--- Data supplied ---

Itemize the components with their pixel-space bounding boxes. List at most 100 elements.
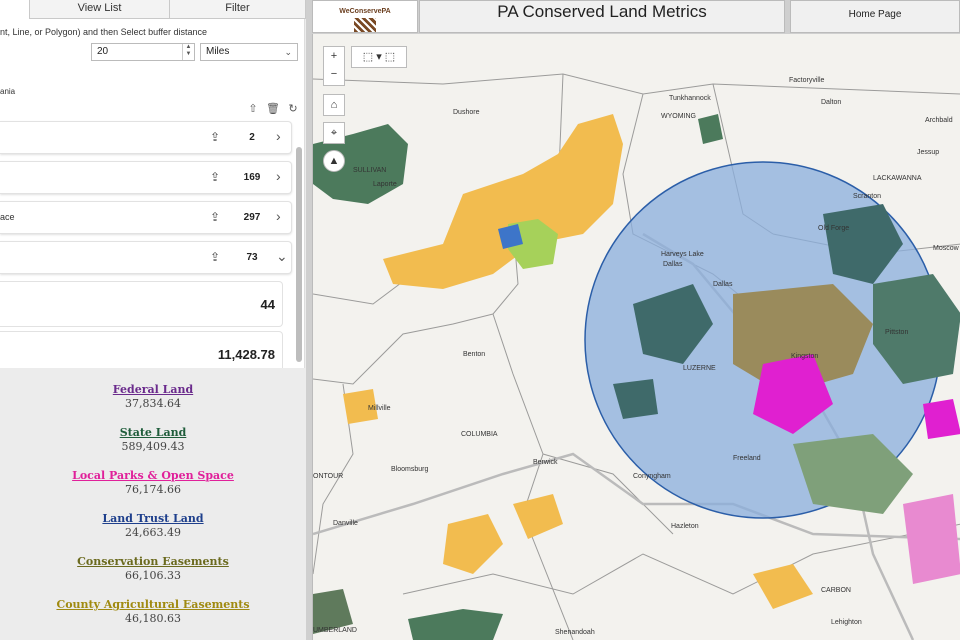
map-label: Dallas: [713, 281, 733, 288]
map-label: Dallas: [663, 261, 683, 268]
compass-icon[interactable]: ▲: [323, 150, 345, 172]
map-label: Laporte: [373, 181, 397, 188]
state-forest-green: [408, 609, 503, 640]
export-icon[interactable]: ⇧: [246, 102, 260, 116]
legend-item: State Land 589,409.43: [0, 417, 306, 460]
tab-filter[interactable]: Filter: [170, 0, 306, 19]
legend-title[interactable]: Conservation Easements: [0, 555, 306, 568]
legend-value: 589,409.43: [121, 440, 185, 453]
legend-value: 37,834.64: [125, 397, 181, 410]
map-label: Shenandoah: [555, 629, 595, 636]
legend-title[interactable]: Land Trust Land: [0, 512, 306, 525]
weconservepa-logo[interactable]: WeConservePA: [312, 0, 418, 33]
map-label: Factoryville: [789, 77, 825, 84]
share-icon[interactable]: ⇪: [210, 170, 220, 184]
legend-item: Conservation Easements 66,106.33: [0, 546, 306, 589]
map-label: Harveys Lake: [661, 251, 704, 258]
zoom-controls: + −: [323, 46, 345, 86]
legend-title[interactable]: Local Parks & Open Space: [0, 469, 306, 482]
map-label: ONTOUR: [313, 473, 343, 480]
category-row[interactable]: ⇪ 73 ⌄: [0, 241, 292, 274]
category-row[interactable]: ⇪ 2 ›: [0, 121, 292, 154]
share-icon[interactable]: ⇪: [210, 210, 220, 224]
map-label: LACKAWANNA: [873, 175, 922, 182]
category-count: 2: [249, 132, 255, 143]
map-label: UMBERLAND: [313, 627, 357, 634]
legend-item: Federal Land 37,834.64: [0, 374, 306, 417]
buffer-instruction: nt, Line, or Polygon) and then Select bu…: [0, 27, 207, 37]
trash-icon[interactable]: 🗑: [266, 102, 280, 116]
scrollbar[interactable]: [296, 147, 302, 362]
legend-item: Land Trust Land 24,663.49: [0, 503, 306, 546]
map-label: Bloomsburg: [391, 466, 428, 473]
state-game-lands-yellow: [443, 514, 503, 574]
map-label: Dalton: [821, 99, 841, 106]
page-title: PA Conserved Land Metrics: [419, 0, 785, 33]
chevron-down-icon[interactable]: ⌄: [276, 248, 288, 265]
chevron-down-icon: ⌄: [284, 47, 292, 57]
map-label: Jessup: [917, 149, 939, 156]
legend-value: 24,663.49: [125, 526, 181, 539]
legend-value: 76,174.66: [125, 483, 181, 496]
category-row[interactable]: ⇪ 169 ›: [0, 161, 292, 194]
app-header: WeConservePA PA Conserved Land Metrics H…: [306, 0, 960, 34]
share-icon[interactable]: ⇪: [210, 250, 220, 264]
legend-title[interactable]: State Land: [0, 426, 306, 439]
stat-value: 44: [260, 297, 275, 312]
map-label: Conyngham: [633, 473, 671, 480]
map-label: LUZERNE: [683, 365, 716, 372]
buffer-stepper-icon[interactable]: ▲ ▼: [182, 44, 194, 60]
map-label: CARBON: [821, 587, 851, 594]
refresh-icon[interactable]: ↻: [286, 102, 300, 116]
map-canvas[interactable]: Factoryville Tunkhannock Dalton Archbald…: [313, 34, 960, 640]
buffer-panel: nt, Line, or Polygon) and then Select bu…: [0, 19, 305, 368]
map-label: Kingston: [791, 353, 818, 360]
panel-actions: ⇧ 🗑 ↻: [246, 102, 300, 116]
buffer-units-select[interactable]: Miles ⌄: [200, 43, 298, 61]
map-label: Moscow: [933, 245, 960, 252]
state-game-lands-yellow: [383, 114, 623, 289]
map-label: Danville: [333, 520, 358, 527]
tab-view-list[interactable]: View List: [30, 0, 170, 19]
map-view[interactable]: Factoryville Tunkhannock Dalton Archbald…: [312, 34, 960, 640]
state-forest-green: [698, 114, 723, 144]
chevron-right-icon[interactable]: ›: [276, 128, 281, 144]
left-panel: View List Filter nt, Line, or Polygon) a…: [0, 0, 306, 640]
chevron-right-icon[interactable]: ›: [276, 208, 281, 224]
category-list: ⇪ 2 › ⇪ 169 › ace ⇪ 297 › ⇪ 73 ⌄ 44 11,4…: [0, 121, 292, 368]
map-label: SULLIVAN: [353, 167, 386, 174]
acreage-legend: Federal Land 37,834.64 State Land 589,40…: [0, 374, 306, 632]
buffer-distance-value: 20: [97, 46, 109, 57]
map-label: Freeland: [733, 455, 761, 462]
map-label: Berwick: [533, 459, 558, 466]
locate-icon[interactable]: ⌖: [323, 122, 345, 144]
stat-card: 44: [0, 281, 283, 327]
map-label: Scranton: [853, 193, 881, 200]
zoom-out-icon[interactable]: −: [324, 65, 344, 83]
home-icon[interactable]: ⌂: [323, 94, 345, 116]
map-label: Benton: [463, 351, 485, 358]
share-icon[interactable]: ⇪: [210, 130, 220, 144]
map-label: Tunkhannock: [669, 95, 711, 102]
legend-item: County Agricultural Easements 46,180.63: [0, 589, 306, 632]
zoom-in-icon[interactable]: +: [324, 47, 344, 65]
chevron-right-icon[interactable]: ›: [276, 168, 281, 184]
select-tool-icon[interactable]: ⬚ ▾ ⬚: [351, 46, 407, 68]
area-text: ania: [0, 87, 16, 96]
category-count: 297: [243, 212, 261, 223]
map-label: Archbald: [925, 117, 953, 124]
legend-item: Local Parks & Open Space 76,174.66: [0, 460, 306, 503]
legend-title[interactable]: County Agricultural Easements: [0, 598, 306, 611]
category-row[interactable]: ace ⇪ 297 ›: [0, 201, 292, 234]
logo-mark-icon: [354, 18, 376, 32]
legend-title[interactable]: Federal Land: [0, 383, 306, 396]
buffer-distance-input[interactable]: 20 ▲ ▼: [91, 43, 195, 61]
logo-text: WeConservePA: [339, 8, 391, 15]
home-page-button[interactable]: Home Page: [790, 0, 960, 33]
tab-bar: View List Filter: [0, 0, 306, 19]
legend-value: 46,180.63: [125, 612, 181, 625]
legend-value: 66,106.33: [125, 569, 181, 582]
buffer-units-value: Miles: [206, 46, 230, 57]
tab-buffer[interactable]: [0, 0, 30, 19]
map-label: Dushore: [453, 109, 480, 116]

---

Instructions to follow: Copy every line of the records above without changing a character, and leave out the pictures.

Exercise result:
Itemize the components with their pixel-space bounding boxes. List at most 100 elements.
map-label: Dallas: [713, 281, 733, 288]
map-label: Dallas: [663, 261, 683, 268]
compass-icon[interactable]: ▲: [323, 150, 345, 172]
map-label: Laporte: [373, 181, 397, 188]
state-forest-green: [408, 609, 503, 640]
export-icon[interactable]: ⇧: [246, 102, 260, 116]
legend-item: State Land 589,409.43: [0, 417, 306, 460]
tab-filter[interactable]: Filter: [170, 0, 306, 19]
legend-title[interactable]: Conservation Easements: [0, 555, 306, 568]
legend-value: 589,409.43: [121, 440, 185, 453]
legend-value: 37,834.64: [125, 397, 181, 410]
map-label: Shenandoah: [555, 629, 595, 636]
legend-title[interactable]: Land Trust Land: [0, 512, 306, 525]
weconservepa-logo[interactable]: WeConservePA: [312, 0, 418, 33]
map-label: Factoryville: [789, 77, 825, 84]
share-icon[interactable]: ⇪: [210, 170, 220, 184]
legend-item: Conservation Easements 66,106.33: [0, 546, 306, 589]
map-label: Harveys Lake: [661, 251, 704, 258]
zoom-controls: + −: [323, 46, 345, 86]
legend-title[interactable]: Local Parks & Open Space: [0, 469, 306, 482]
map-label: ONTOUR: [313, 473, 343, 480]
category-row[interactable]: ⇪ 73 ⌄: [0, 241, 292, 274]
category-row[interactable]: ⇪ 2 ›: [0, 121, 292, 154]
share-icon[interactable]: ⇪: [210, 210, 220, 224]
map-label: LACKAWANNA: [873, 175, 922, 182]
category-count: 2: [249, 132, 255, 143]
map-label: UMBERLAND: [313, 627, 357, 634]
legend-item: Federal Land 37,834.64: [0, 374, 306, 417]
buffer-instruction: nt, Line, or Polygon) and then Select bu…: [0, 27, 207, 37]
trash-icon[interactable]: 🗑: [266, 102, 280, 116]
scrollbar[interactable]: [296, 147, 302, 362]
legend-item: Land Trust Land 24,663.49: [0, 503, 306, 546]
map-label: Bloomsburg: [391, 466, 428, 473]
state-game-lands-yellow: [443, 514, 503, 574]
map-label: Dalton: [821, 99, 841, 106]
page-title: PA Conserved Land Metrics: [419, 0, 785, 33]
chevron-down-icon[interactable]: ⌄: [276, 248, 288, 265]
chevron-down-icon: ⌄: [284, 47, 292, 57]
map-label: Jessup: [917, 149, 939, 156]
legend-value: 24,663.49: [125, 526, 181, 539]
legend-value: 76,174.66: [125, 483, 181, 496]
category-row[interactable]: ⇪ 169 ›: [0, 161, 292, 194]
app-header: WeConservePA PA Conserved Land Metrics H…: [306, 0, 960, 34]
share-icon[interactable]: ⇪: [210, 250, 220, 264]
legend-title[interactable]: State Land: [0, 426, 306, 439]
stat-value: 44: [260, 297, 275, 312]
map-label: Conyngham: [633, 473, 671, 480]
map-label: LUZERNE: [683, 365, 716, 372]
buffer-stepper-icon[interactable]: ▲ ▼: [182, 44, 194, 60]
map-label: CARBON: [821, 587, 851, 594]
refresh-icon[interactable]: ↻: [286, 102, 300, 116]
map-canvas[interactable]: Factoryville Tunkhannock Dalton Archbald…: [313, 34, 960, 640]
buffer-panel: nt, Line, or Polygon) and then Select bu…: [0, 19, 305, 368]
map-label: Kingston: [791, 353, 818, 360]
panel-actions: ⇧ 🗑 ↻: [246, 102, 300, 116]
buffer-units-select[interactable]: Miles ⌄: [200, 43, 298, 61]
map-label: Moscow: [933, 245, 960, 252]
state-game-lands-yellow: [383, 114, 623, 289]
map-label: Danville: [333, 520, 358, 527]
tab-view-list[interactable]: View List: [30, 0, 170, 19]
map-view[interactable]: Factoryville Tunkhannock Dalton Archbald…: [312, 34, 960, 640]
state-forest-green: [698, 114, 723, 144]
chevron-right-icon[interactable]: ›: [276, 128, 281, 144]
left-panel: View List Filter nt, Line, or Polygon) a…: [0, 0, 306, 640]
chevron-right-icon[interactable]: ›: [276, 208, 281, 224]
category-list: ⇪ 2 › ⇪ 169 › ace ⇪ 297 › ⇪ 73 ⌄ 44 11,4…: [0, 121, 292, 368]
map-label: SULLIVAN: [353, 167, 386, 174]
acreage-legend: Federal Land 37,834.64 State Land 589,40…: [0, 374, 306, 632]
buffer-distance-value: 20: [97, 46, 109, 57]
map-label: Freeland: [733, 455, 761, 462]
map-label: Berwick: [533, 459, 558, 466]
locate-icon[interactable]: ⌖: [323, 122, 345, 144]
stat-card: 44: [0, 281, 283, 327]
map-label: Scranton: [853, 193, 881, 200]
zoom-out-icon[interactable]: −: [324, 65, 344, 83]
home-icon[interactable]: ⌂: [323, 94, 345, 116]
map-label: Benton: [463, 351, 485, 358]
share-icon[interactable]: ⇪: [210, 130, 220, 144]
map-label: Tunkhannock: [669, 95, 711, 102]
legend-item: County Agricultural Easements 46,180.63: [0, 589, 306, 632]
zoom-in-icon[interactable]: +: [324, 47, 344, 65]
chevron-right-icon[interactable]: ›: [276, 168, 281, 184]
select-tool-icon[interactable]: ⬚ ▾ ⬚: [351, 46, 407, 68]
area-text: ania: [0, 87, 16, 96]
category-count: 297: [243, 212, 261, 223]
map-label: Archbald: [925, 117, 953, 124]
legend-item: Local Parks & Open Space 76,174.66: [0, 460, 306, 503]
legend-title[interactable]: County Agricultural Easements: [0, 598, 306, 611]
category-row[interactable]: ace ⇪ 297 ›: [0, 201, 292, 234]
logo-mark-icon: [354, 18, 376, 32]
legend-title[interactable]: Federal Land: [0, 383, 306, 396]
buffer-distance-input[interactable]: 20 ▲ ▼: [91, 43, 195, 61]
logo-text: WeConservePA: [339, 8, 391, 15]
home-page-button[interactable]: Home Page: [790, 0, 960, 33]
tab-bar: View List Filter: [0, 0, 306, 19]
legend-value: 46,180.63: [125, 612, 181, 625]
legend-value: 66,106.33: [125, 569, 181, 582]
buffer-units-value: Miles: [206, 46, 230, 57]
tab-buffer[interactable]: [0, 0, 30, 19]
map-label: Dushore: [453, 109, 480, 116]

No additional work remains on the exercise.